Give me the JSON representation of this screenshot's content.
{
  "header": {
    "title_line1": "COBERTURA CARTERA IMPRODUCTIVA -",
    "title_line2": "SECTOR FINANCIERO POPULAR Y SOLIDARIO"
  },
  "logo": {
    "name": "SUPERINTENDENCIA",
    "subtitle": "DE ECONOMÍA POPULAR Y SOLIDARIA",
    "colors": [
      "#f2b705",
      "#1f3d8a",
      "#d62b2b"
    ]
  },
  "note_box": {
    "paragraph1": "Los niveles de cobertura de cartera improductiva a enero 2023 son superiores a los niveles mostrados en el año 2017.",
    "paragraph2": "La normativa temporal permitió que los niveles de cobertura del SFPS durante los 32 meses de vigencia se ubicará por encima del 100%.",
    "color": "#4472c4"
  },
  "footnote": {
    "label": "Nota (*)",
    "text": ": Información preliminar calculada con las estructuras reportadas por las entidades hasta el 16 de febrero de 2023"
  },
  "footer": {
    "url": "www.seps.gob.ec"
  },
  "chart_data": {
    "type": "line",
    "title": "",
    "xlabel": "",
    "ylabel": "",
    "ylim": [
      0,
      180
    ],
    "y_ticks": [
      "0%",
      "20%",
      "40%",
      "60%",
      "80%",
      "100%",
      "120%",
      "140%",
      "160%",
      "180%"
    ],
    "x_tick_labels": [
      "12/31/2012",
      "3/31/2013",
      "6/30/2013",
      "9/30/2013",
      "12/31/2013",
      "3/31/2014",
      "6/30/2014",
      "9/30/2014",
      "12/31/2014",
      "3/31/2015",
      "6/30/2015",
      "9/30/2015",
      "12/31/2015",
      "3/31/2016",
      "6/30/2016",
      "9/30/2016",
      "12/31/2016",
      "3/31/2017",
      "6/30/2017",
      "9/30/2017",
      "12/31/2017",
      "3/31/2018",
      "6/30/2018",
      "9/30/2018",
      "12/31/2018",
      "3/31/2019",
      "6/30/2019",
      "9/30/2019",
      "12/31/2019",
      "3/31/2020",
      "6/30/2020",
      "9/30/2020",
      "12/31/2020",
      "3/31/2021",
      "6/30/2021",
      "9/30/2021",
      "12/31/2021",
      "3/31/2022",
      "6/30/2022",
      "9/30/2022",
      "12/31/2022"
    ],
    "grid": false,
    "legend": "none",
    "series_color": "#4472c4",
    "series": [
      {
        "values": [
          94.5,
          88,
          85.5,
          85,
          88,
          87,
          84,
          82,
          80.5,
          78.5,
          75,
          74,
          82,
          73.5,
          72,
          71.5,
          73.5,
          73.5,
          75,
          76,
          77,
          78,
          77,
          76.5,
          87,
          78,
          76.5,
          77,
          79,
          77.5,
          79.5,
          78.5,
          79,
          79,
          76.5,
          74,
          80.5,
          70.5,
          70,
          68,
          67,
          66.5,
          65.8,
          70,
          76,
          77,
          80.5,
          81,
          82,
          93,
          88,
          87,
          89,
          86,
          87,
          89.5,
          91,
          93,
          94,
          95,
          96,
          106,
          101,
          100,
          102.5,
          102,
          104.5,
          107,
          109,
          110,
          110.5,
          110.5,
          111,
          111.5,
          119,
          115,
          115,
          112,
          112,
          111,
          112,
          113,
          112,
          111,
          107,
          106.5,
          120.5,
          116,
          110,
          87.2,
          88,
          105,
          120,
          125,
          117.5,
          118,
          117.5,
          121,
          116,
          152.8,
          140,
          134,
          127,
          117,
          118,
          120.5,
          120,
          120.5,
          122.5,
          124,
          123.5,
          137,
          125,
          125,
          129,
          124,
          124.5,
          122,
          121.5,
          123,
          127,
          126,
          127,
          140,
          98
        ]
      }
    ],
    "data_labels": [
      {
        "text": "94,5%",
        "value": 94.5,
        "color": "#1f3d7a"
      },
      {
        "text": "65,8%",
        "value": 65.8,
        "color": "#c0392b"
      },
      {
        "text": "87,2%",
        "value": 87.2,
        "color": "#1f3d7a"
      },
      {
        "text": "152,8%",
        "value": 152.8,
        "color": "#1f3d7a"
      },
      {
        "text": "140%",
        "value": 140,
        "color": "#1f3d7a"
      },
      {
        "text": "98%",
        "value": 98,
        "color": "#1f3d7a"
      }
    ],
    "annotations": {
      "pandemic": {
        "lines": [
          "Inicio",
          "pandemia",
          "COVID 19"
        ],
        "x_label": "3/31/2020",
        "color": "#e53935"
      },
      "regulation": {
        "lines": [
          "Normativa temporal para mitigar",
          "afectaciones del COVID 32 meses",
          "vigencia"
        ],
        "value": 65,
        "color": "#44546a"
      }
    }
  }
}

▶ **REQUIRED TASK**
Extract the full listing above without altering anything.

▶ **COMPLETED EXERCISE**
Give me the JSON representation of this screenshot's content.
{
  "header": {
    "title_line1": "COBERTURA CARTERA IMPRODUCTIVA -",
    "title_line2": "SECTOR FINANCIERO POPULAR Y SOLIDARIO"
  },
  "logo": {
    "name": "SUPERINTENDENCIA",
    "subtitle": "DE ECONOMÍA POPULAR Y SOLIDARIA",
    "colors": [
      "#f2b705",
      "#1f3d8a",
      "#d62b2b"
    ]
  },
  "note_box": {
    "paragraph1": "Los niveles de cobertura de cartera improductiva a enero 2023 son superiores a los niveles mostrados en el año 2017.",
    "paragraph2": "La normativa temporal permitió que los niveles de cobertura del SFPS durante los 32 meses de vigencia se ubicará por encima del 100%.",
    "color": "#4472c4"
  },
  "footnote": {
    "label": "Nota (*)",
    "text": ": Información preliminar calculada con las estructuras reportadas por las entidades hasta el 16 de febrero de 2023"
  },
  "footer": {
    "url": "www.seps.gob.ec"
  },
  "chart_data": {
    "type": "line",
    "title": "",
    "xlabel": "",
    "ylabel": "",
    "ylim": [
      0,
      180
    ],
    "y_ticks": [
      "0%",
      "20%",
      "40%",
      "60%",
      "80%",
      "100%",
      "120%",
      "140%",
      "160%",
      "180%"
    ],
    "x_tick_labels": [
      "12/31/2012",
      "3/31/2013",
      "6/30/2013",
      "9/30/2013",
      "12/31/2013",
      "3/31/2014",
      "6/30/2014",
      "9/30/2014",
      "12/31/2014",
      "3/31/2015",
      "6/30/2015",
      "9/30/2015",
      "12/31/2015",
      "3/31/2016",
      "6/30/2016",
      "9/30/2016",
      "12/31/2016",
      "3/31/2017",
      "6/30/2017",
      "9/30/2017",
      "12/31/2017",
      "3/31/2018",
      "6/30/2018",
      "9/30/2018",
      "12/31/2018",
      "3/31/2019",
      "6/30/2019",
      "9/30/2019",
      "12/31/2019",
      "3/31/2020",
      "6/30/2020",
      "9/30/2020",
      "12/31/2020",
      "3/31/2021",
      "6/30/2021",
      "9/30/2021",
      "12/31/2021",
      "3/31/2022",
      "6/30/2022",
      "9/30/2022",
      "12/31/2022"
    ],
    "grid": false,
    "legend": "none",
    "series_color": "#4472c4",
    "series": [
      {
        "values": [
          94.5,
          88,
          85.5,
          85,
          88,
          87,
          84,
          82,
          80.5,
          78.5,
          75,
          74,
          82,
          73.5,
          72,
          71.5,
          73.5,
          73.5,
          75,
          76,
          77,
          78,
          77,
          76.5,
          87,
          78,
          76.5,
          77,
          79,
          77.5,
          79.5,
          78.5,
          79,
          79,
          76.5,
          74,
          80.5,
          70.5,
          70,
          68,
          67,
          66.5,
          65.8,
          70,
          76,
          77,
          80.5,
          81,
          82,
          93,
          88,
          87,
          89,
          86,
          87,
          89.5,
          91,
          93,
          94,
          95,
          96,
          106,
          101,
          100,
          102.5,
          102,
          104.5,
          107,
          109,
          110,
          110.5,
          110.5,
          111,
          111.5,
          119,
          115,
          115,
          112,
          112,
          111,
          112,
          113,
          112,
          111,
          107,
          106.5,
          120.5,
          116,
          110,
          87.2,
          88,
          105,
          120,
          125,
          117.5,
          118,
          117.5,
          121,
          116,
          152.8,
          140,
          134,
          127,
          117,
          118,
          120.5,
          120,
          120.5,
          122.5,
          124,
          123.5,
          137,
          125,
          125,
          129,
          124,
          124.5,
          122,
          121.5,
          123,
          127,
          126,
          127,
          140,
          98
        ]
      }
    ],
    "data_labels": [
      {
        "text": "94,5%",
        "value": 94.5,
        "color": "#1f3d7a"
      },
      {
        "text": "65,8%",
        "value": 65.8,
        "color": "#c0392b"
      },
      {
        "text": "87,2%",
        "value": 87.2,
        "color": "#1f3d7a"
      },
      {
        "text": "152,8%",
        "value": 152.8,
        "color": "#1f3d7a"
      },
      {
        "text": "140%",
        "value": 140,
        "color": "#1f3d7a"
      },
      {
        "text": "98%",
        "value": 98,
        "color": "#1f3d7a"
      }
    ],
    "annotations": {
      "pandemic": {
        "lines": [
          "Inicio",
          "pandemia",
          "COVID 19"
        ],
        "x_label": "3/31/2020",
        "color": "#e53935"
      },
      "regulation": {
        "lines": [
          "Normativa temporal para mitigar",
          "afectaciones del COVID 32 meses",
          "vigencia"
        ],
        "value": 65,
        "color": "#44546a"
      }
    }
  }
}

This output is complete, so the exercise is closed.